SUPPLIED DATA =
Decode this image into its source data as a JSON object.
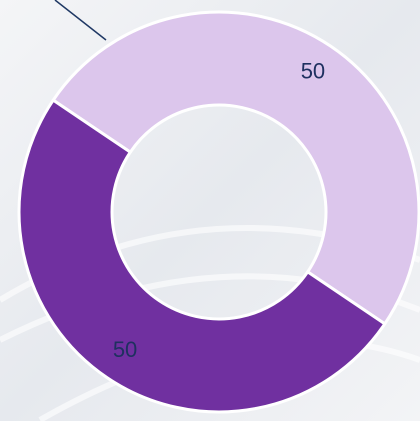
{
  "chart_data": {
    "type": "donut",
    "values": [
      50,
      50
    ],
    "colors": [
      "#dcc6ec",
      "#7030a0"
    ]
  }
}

TASK REQUIREMENTS =
Reproduce the listing exactly. Leave its pictures out.

WRITTEN SOLUTION =
Decode this image into its source data as a JSON object.
{
  "chart_data": {
    "type": "donut",
    "values": [
      50,
      50
    ],
    "colors": [
      "#dcc6ec",
      "#7030a0"
    ]
  }
}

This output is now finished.